## YOUR OBJECTIVE
Reproduce the entries below exactly, starting at their first line and ending at the line that contains "title-bar-drawing: [766, 424, 863, 438]", with both of those lines included.

^^^^

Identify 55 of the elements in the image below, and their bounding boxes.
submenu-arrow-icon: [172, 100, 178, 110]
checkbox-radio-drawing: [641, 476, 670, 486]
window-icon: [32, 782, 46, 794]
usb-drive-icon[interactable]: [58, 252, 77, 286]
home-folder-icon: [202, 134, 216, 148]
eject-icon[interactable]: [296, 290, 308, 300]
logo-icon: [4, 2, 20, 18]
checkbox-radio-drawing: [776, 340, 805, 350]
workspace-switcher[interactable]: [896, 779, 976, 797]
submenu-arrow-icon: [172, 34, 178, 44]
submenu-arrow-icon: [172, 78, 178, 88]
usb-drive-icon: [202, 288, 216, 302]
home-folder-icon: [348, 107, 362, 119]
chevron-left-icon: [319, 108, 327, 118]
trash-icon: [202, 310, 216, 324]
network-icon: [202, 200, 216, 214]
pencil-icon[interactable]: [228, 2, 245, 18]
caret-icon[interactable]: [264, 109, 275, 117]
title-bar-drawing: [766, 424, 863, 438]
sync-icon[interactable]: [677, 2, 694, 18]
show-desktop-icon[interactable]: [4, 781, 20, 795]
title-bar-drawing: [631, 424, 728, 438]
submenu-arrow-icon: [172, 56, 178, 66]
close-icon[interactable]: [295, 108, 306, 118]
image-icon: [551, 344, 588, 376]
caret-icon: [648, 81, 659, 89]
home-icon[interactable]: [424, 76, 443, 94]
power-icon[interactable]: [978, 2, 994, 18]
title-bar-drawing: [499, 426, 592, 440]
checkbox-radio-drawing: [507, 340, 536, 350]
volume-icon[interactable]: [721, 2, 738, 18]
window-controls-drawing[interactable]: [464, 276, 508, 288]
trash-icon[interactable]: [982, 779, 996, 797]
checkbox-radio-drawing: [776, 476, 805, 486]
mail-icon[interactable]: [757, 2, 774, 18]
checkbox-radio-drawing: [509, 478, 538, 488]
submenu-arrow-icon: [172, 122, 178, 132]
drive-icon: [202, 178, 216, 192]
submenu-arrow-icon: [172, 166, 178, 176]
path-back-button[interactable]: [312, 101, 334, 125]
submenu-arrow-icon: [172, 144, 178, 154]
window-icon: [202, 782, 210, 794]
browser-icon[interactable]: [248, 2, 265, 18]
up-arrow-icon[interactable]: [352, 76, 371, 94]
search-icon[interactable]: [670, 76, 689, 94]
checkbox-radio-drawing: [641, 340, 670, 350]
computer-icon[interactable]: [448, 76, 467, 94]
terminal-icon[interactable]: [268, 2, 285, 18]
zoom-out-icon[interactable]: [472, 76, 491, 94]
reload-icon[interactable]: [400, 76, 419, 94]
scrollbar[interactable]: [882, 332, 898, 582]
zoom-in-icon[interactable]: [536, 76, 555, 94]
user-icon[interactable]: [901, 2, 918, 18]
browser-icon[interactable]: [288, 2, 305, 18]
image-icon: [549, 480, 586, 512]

^^^^

## ANSWER TO THIS PROBLEM
Identify 55 of the elements in the image below, and their bounding boxes.
submenu-arrow-icon: [172, 100, 178, 110]
checkbox-radio-drawing: [641, 476, 670, 486]
window-icon: [32, 782, 46, 794]
usb-drive-icon[interactable]: [58, 252, 77, 286]
home-folder-icon: [202, 134, 216, 148]
eject-icon[interactable]: [296, 290, 308, 300]
logo-icon: [4, 2, 20, 18]
checkbox-radio-drawing: [776, 340, 805, 350]
workspace-switcher[interactable]: [896, 779, 976, 797]
submenu-arrow-icon: [172, 34, 178, 44]
submenu-arrow-icon: [172, 78, 178, 88]
usb-drive-icon: [202, 288, 216, 302]
home-folder-icon: [348, 107, 362, 119]
chevron-left-icon: [319, 108, 327, 118]
trash-icon: [202, 310, 216, 324]
network-icon: [202, 200, 216, 214]
pencil-icon[interactable]: [228, 2, 245, 18]
caret-icon[interactable]: [264, 109, 275, 117]
title-bar-drawing: [766, 424, 863, 438]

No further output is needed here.